■ TASK ITEM ■
Count the lines below that contain the word "Cranial", and reply with that number alone.
-- MATERIAL PROVIDED follows --
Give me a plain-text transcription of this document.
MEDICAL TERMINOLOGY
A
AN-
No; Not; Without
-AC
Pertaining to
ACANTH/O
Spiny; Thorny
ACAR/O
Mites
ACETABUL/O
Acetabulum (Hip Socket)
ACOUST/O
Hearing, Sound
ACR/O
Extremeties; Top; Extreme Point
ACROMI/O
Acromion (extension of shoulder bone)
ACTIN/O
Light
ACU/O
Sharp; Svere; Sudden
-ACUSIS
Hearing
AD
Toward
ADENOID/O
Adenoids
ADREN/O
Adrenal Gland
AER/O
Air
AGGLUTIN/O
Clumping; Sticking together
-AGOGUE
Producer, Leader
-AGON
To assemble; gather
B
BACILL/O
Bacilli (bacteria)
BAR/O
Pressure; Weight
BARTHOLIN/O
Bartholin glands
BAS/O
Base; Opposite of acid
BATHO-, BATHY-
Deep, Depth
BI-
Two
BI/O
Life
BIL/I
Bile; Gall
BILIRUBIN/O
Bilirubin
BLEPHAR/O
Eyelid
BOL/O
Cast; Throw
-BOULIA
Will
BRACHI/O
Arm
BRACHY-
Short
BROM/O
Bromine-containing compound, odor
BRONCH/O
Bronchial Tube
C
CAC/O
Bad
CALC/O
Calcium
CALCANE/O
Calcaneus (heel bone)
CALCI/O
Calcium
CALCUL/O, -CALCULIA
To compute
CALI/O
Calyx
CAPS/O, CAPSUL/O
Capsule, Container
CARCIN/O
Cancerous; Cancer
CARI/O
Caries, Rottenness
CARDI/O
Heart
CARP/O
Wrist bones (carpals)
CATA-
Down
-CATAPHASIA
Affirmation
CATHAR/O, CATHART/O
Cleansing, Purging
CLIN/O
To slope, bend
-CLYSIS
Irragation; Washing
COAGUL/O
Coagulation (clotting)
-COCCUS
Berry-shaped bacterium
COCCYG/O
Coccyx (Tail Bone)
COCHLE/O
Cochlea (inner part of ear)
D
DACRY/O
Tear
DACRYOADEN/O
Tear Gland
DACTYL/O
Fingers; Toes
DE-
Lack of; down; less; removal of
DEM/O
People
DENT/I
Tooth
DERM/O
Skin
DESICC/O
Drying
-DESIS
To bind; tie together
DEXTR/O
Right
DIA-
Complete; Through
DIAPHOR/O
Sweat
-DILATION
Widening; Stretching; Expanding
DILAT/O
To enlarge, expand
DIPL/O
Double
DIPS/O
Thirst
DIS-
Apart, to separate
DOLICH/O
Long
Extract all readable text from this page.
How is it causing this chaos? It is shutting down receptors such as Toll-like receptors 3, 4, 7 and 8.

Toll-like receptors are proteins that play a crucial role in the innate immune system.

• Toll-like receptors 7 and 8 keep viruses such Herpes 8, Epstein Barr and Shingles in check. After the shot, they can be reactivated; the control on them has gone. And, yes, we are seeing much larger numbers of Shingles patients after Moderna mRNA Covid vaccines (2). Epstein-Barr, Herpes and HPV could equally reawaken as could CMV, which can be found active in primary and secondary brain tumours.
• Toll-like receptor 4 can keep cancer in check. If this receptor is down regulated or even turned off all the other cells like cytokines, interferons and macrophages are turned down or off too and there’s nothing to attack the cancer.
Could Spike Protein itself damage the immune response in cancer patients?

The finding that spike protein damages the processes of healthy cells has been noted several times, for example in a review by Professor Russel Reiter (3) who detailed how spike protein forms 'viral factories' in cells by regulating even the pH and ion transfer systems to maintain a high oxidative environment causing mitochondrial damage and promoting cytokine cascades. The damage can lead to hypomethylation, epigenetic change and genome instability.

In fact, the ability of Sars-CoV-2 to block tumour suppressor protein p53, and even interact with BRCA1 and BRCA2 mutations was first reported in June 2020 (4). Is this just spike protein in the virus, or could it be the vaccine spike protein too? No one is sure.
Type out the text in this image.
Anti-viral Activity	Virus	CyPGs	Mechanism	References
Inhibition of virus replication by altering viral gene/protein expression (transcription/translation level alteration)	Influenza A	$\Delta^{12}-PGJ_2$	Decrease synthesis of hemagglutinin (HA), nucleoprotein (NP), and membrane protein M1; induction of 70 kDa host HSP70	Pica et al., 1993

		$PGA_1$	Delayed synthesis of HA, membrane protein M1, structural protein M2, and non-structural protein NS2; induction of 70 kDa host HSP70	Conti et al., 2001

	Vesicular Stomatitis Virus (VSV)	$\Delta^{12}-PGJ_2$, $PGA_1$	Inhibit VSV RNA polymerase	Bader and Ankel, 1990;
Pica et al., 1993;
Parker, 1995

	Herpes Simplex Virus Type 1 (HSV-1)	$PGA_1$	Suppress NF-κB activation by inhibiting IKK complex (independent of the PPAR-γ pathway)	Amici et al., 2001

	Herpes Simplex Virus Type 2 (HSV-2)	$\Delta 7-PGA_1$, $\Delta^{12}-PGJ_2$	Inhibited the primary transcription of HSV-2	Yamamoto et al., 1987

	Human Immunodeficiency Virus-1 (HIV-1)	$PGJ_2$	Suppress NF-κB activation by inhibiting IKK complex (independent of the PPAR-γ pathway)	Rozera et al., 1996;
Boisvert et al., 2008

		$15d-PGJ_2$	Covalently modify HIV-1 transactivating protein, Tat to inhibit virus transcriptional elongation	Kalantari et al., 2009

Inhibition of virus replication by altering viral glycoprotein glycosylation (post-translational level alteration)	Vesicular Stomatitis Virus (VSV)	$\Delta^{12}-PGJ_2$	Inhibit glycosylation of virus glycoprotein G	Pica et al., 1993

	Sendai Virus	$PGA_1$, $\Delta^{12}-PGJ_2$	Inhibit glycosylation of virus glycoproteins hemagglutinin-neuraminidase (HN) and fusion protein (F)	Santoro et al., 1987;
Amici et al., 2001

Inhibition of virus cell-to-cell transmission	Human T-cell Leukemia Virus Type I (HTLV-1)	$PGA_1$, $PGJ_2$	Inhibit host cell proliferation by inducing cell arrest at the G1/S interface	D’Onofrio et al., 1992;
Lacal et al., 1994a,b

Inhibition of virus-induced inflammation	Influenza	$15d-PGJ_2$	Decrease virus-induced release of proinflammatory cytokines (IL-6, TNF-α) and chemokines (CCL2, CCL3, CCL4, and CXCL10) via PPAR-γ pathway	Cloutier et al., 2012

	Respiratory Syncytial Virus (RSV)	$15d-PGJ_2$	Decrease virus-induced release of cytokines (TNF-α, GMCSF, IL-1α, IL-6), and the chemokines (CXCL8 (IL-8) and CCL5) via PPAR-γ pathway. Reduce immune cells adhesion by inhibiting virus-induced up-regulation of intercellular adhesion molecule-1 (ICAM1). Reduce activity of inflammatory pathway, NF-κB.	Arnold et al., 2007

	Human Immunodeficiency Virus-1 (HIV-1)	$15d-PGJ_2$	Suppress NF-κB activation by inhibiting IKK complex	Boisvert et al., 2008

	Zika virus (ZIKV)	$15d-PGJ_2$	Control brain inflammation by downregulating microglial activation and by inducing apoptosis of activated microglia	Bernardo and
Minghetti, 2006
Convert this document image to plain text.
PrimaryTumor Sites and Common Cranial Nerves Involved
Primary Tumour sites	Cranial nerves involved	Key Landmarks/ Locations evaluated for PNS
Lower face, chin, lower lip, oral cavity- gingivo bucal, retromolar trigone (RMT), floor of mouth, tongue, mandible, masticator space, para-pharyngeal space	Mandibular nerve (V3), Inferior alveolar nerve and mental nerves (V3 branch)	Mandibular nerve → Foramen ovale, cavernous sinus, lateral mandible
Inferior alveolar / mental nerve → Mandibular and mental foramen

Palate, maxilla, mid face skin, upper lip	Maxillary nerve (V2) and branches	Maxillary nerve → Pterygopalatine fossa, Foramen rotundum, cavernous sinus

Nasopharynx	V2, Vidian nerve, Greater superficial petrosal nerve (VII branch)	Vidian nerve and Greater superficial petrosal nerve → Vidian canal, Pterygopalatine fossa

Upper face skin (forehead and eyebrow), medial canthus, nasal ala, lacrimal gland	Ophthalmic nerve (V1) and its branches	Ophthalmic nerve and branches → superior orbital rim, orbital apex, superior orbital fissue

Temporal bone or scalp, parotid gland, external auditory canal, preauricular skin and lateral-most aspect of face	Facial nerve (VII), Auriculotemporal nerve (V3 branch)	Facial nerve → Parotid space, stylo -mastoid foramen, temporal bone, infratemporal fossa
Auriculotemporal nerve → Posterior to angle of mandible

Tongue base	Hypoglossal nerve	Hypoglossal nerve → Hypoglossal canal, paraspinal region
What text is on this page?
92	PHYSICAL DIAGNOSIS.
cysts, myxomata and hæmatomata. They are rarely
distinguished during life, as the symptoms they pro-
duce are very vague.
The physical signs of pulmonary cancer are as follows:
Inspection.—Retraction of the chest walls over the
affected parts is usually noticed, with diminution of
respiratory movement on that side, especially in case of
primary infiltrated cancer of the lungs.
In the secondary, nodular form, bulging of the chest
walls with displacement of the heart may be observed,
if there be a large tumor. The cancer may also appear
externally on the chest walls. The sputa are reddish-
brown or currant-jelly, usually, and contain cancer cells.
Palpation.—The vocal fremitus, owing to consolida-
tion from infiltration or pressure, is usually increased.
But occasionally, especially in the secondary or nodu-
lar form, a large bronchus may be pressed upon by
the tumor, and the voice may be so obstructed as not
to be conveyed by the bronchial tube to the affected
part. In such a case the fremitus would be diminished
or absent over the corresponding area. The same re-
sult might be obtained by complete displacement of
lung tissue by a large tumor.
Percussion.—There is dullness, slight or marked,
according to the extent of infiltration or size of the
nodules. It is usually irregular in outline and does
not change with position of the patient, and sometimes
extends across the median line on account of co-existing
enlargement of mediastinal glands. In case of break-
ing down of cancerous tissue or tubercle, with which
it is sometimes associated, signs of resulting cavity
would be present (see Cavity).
-- MATERIAL PROVIDED concluded --
■ TASK SOLUTION ■
2